→ INFORMATION GIVEN:
********

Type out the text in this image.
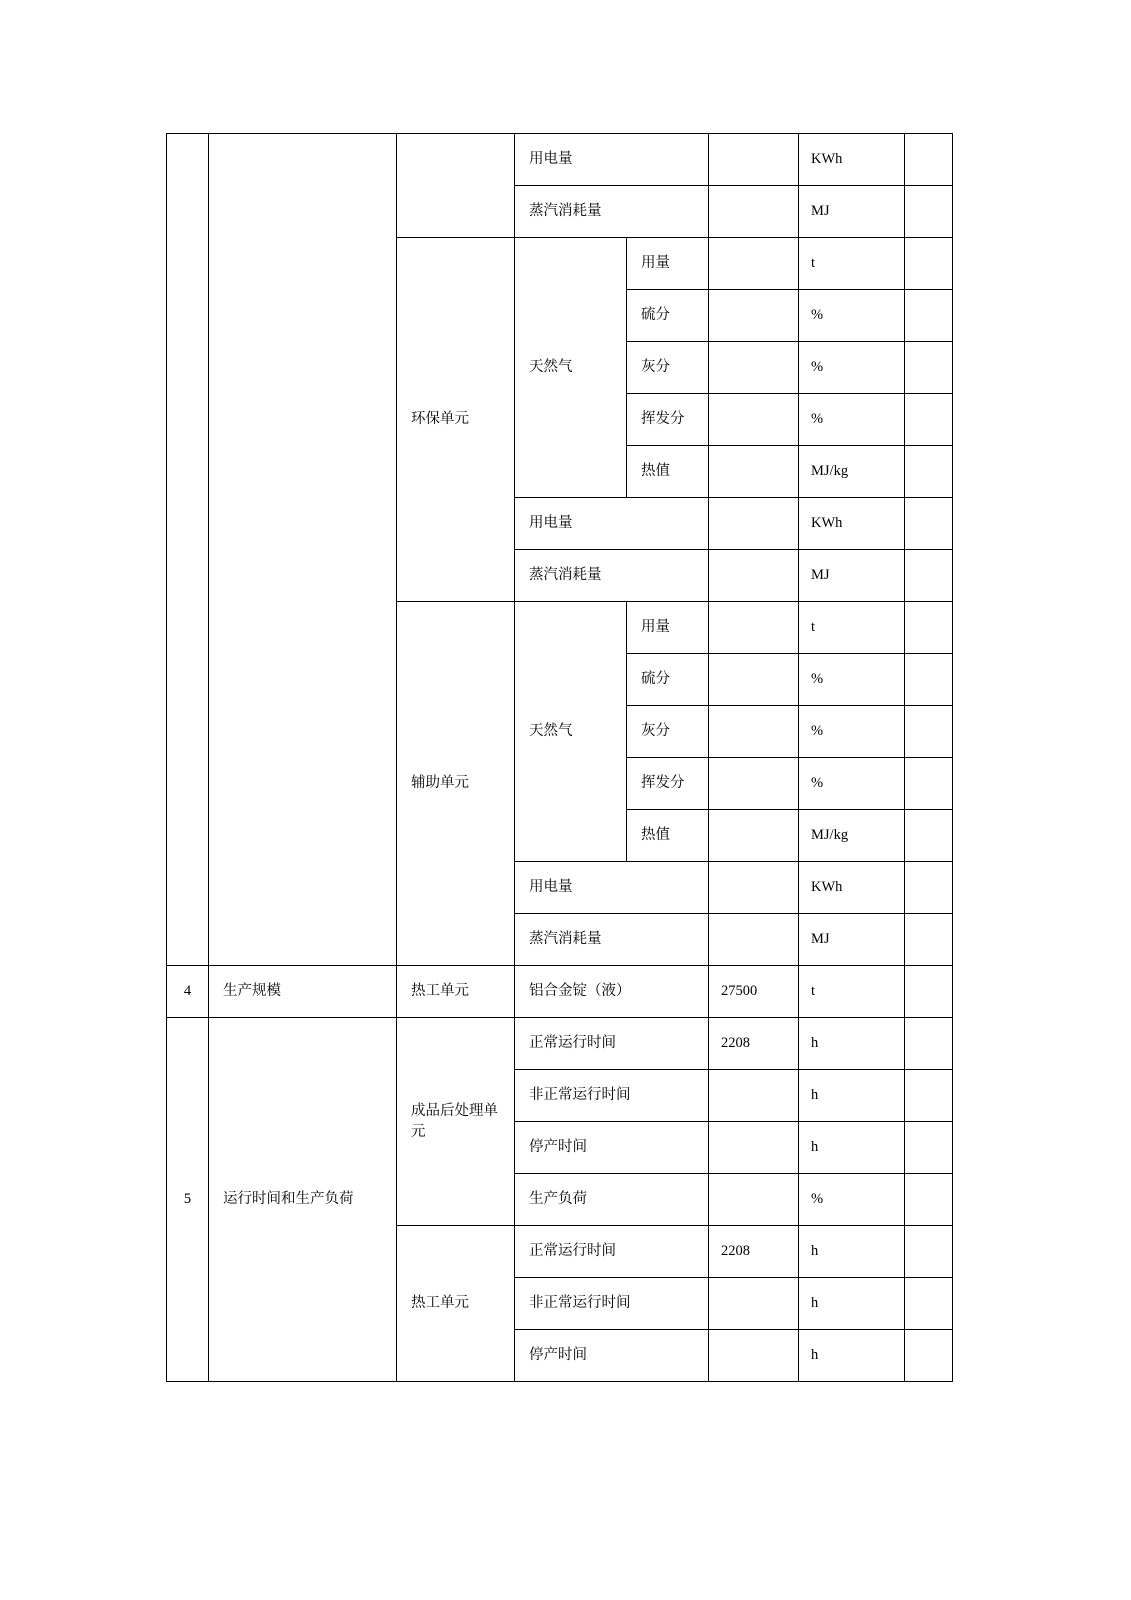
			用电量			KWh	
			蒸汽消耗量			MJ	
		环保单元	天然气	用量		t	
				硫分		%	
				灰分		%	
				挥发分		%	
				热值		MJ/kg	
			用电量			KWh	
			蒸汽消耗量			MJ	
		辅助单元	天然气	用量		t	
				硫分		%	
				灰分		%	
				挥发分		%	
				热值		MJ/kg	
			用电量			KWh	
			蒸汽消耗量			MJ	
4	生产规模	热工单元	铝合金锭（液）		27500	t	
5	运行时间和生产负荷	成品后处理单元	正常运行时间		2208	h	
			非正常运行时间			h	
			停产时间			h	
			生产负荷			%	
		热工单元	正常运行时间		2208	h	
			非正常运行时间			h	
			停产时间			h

********

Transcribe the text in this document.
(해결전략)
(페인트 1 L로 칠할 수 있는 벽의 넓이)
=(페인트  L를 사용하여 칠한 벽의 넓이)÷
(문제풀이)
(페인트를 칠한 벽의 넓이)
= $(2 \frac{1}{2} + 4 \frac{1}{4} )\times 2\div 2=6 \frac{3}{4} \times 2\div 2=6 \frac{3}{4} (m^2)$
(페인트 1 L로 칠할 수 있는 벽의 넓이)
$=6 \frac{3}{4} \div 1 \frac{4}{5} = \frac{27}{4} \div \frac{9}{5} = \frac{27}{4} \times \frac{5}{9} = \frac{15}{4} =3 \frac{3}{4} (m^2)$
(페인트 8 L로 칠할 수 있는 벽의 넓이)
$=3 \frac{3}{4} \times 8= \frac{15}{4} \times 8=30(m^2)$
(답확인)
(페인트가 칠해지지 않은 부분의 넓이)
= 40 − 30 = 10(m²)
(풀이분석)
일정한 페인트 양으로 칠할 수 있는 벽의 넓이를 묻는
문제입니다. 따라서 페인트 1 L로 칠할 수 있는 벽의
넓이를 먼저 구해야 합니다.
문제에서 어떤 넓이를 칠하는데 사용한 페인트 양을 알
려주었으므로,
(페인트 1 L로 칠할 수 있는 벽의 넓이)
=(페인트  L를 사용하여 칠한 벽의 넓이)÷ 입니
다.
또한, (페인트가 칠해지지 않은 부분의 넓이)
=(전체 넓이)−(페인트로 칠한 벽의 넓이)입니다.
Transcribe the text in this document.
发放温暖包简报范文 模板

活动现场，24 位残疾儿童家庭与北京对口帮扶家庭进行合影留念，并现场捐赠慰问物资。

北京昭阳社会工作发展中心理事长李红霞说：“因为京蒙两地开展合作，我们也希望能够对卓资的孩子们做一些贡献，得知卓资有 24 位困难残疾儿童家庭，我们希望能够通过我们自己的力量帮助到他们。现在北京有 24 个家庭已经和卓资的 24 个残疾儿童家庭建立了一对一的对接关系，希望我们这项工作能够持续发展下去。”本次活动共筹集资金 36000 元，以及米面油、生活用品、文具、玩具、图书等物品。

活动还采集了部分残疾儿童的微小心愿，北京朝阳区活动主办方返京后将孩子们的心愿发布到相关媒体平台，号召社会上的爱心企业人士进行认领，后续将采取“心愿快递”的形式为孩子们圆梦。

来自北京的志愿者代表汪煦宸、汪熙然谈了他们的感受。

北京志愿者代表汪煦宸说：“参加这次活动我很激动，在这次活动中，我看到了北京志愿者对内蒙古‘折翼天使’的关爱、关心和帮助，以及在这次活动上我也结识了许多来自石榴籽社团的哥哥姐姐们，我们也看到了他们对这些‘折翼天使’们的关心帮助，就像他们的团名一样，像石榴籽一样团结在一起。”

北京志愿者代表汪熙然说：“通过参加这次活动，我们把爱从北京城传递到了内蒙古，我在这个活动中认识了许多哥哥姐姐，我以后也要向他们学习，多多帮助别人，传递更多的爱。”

********

→ WRITTEN EXERCISE: Take each line of the material that contains the word "페인트가" and list it.

→ RESULT FOR THIS TASK:
(페인트가 칠해지지 않은 부분의 넓이)
또한, (페인트가 칠해지지 않은 부분의 넓이)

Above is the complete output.